§ Stored records:
## Start
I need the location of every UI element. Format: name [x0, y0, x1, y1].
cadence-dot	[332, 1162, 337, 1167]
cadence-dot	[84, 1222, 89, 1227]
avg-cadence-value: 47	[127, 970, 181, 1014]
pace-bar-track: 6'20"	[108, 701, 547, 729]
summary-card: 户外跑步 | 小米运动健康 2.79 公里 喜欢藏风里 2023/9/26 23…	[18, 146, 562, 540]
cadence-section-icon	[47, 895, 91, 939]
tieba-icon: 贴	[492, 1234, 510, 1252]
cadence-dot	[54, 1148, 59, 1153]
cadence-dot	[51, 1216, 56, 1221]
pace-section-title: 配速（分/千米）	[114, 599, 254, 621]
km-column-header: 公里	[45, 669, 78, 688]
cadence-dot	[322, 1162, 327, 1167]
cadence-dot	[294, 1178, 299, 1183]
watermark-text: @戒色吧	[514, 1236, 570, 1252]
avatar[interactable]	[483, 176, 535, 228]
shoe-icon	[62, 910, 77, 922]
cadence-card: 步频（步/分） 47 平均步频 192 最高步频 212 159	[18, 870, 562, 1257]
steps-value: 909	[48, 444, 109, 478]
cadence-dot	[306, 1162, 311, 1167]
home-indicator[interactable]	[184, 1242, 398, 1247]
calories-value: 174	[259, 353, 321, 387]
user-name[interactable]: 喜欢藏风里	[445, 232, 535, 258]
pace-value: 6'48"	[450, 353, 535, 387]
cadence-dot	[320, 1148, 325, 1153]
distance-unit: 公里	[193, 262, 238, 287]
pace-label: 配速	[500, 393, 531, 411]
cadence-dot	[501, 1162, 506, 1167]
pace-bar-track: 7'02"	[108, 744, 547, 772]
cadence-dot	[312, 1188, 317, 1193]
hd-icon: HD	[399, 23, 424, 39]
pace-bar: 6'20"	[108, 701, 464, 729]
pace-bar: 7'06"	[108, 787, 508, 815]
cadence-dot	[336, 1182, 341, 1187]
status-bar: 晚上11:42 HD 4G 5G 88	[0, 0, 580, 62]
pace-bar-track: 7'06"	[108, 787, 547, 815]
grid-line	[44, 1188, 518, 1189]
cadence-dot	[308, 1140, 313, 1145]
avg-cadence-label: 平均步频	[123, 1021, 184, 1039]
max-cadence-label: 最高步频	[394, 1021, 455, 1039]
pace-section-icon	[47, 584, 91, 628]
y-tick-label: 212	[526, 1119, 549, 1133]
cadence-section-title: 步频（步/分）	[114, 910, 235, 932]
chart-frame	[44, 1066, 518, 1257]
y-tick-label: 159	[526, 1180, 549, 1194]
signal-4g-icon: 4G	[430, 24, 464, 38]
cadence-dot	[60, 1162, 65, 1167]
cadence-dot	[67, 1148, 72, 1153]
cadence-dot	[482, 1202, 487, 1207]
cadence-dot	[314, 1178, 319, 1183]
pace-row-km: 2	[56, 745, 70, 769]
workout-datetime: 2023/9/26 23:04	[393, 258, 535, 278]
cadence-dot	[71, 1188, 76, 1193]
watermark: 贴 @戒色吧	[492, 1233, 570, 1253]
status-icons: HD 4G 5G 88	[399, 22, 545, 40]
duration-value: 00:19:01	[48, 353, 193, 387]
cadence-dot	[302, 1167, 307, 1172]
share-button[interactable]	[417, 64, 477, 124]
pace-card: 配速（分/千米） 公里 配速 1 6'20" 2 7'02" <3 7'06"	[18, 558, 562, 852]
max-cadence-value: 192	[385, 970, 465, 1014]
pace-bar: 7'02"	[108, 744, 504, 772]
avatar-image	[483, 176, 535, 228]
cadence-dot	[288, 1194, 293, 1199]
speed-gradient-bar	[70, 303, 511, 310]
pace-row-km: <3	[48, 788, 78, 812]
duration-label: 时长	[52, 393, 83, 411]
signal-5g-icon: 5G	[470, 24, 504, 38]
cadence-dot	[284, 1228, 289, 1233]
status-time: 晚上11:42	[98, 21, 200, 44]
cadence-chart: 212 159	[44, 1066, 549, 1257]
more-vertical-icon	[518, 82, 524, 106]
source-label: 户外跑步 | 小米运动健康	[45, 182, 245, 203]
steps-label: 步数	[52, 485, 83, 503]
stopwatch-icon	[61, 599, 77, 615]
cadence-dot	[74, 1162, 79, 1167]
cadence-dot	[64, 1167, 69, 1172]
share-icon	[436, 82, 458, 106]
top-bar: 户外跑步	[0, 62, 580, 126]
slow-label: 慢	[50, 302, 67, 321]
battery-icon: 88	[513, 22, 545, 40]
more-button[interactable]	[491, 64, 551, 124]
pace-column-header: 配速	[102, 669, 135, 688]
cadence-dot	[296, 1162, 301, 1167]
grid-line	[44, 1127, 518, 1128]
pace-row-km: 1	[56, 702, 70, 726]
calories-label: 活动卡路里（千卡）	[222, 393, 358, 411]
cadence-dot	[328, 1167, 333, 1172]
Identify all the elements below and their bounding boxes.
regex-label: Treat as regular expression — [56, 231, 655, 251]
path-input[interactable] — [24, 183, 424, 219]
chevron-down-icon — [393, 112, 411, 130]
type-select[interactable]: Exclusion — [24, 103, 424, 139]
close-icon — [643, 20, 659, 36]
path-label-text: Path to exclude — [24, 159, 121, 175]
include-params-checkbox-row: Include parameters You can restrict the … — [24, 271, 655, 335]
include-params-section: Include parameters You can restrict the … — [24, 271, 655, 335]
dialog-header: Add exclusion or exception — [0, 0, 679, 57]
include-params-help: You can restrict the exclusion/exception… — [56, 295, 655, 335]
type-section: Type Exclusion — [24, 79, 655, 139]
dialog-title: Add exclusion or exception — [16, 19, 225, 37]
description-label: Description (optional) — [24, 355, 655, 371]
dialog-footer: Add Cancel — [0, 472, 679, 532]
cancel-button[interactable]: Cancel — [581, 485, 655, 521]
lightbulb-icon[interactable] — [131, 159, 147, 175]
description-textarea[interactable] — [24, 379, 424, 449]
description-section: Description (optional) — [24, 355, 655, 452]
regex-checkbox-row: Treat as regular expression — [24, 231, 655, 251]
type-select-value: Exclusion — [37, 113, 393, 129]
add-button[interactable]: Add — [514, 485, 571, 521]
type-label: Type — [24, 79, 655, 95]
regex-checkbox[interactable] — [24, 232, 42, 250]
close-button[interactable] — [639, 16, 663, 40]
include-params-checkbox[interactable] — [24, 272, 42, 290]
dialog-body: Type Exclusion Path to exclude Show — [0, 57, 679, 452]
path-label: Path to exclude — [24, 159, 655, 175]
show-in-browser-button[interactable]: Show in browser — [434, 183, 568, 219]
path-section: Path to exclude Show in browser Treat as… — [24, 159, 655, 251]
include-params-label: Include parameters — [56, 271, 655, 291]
## End
§ Prompt: Extract every line from the records above that contains the string "card".

§ Solution:
summary-card: 户外跑步 | 小米运动健康 2.79 公里 喜欢藏风里 2023/9/26 23…	[18, 146, 562, 540]
cadence-card: 步频（步/分） 47 平均步频 192 最高步频 212 159	[18, 870, 562, 1257]
pace-card: 配速（分/千米） 公里 配速 1 6'20" 2 7'02" <3 7'06"	[18, 558, 562, 852]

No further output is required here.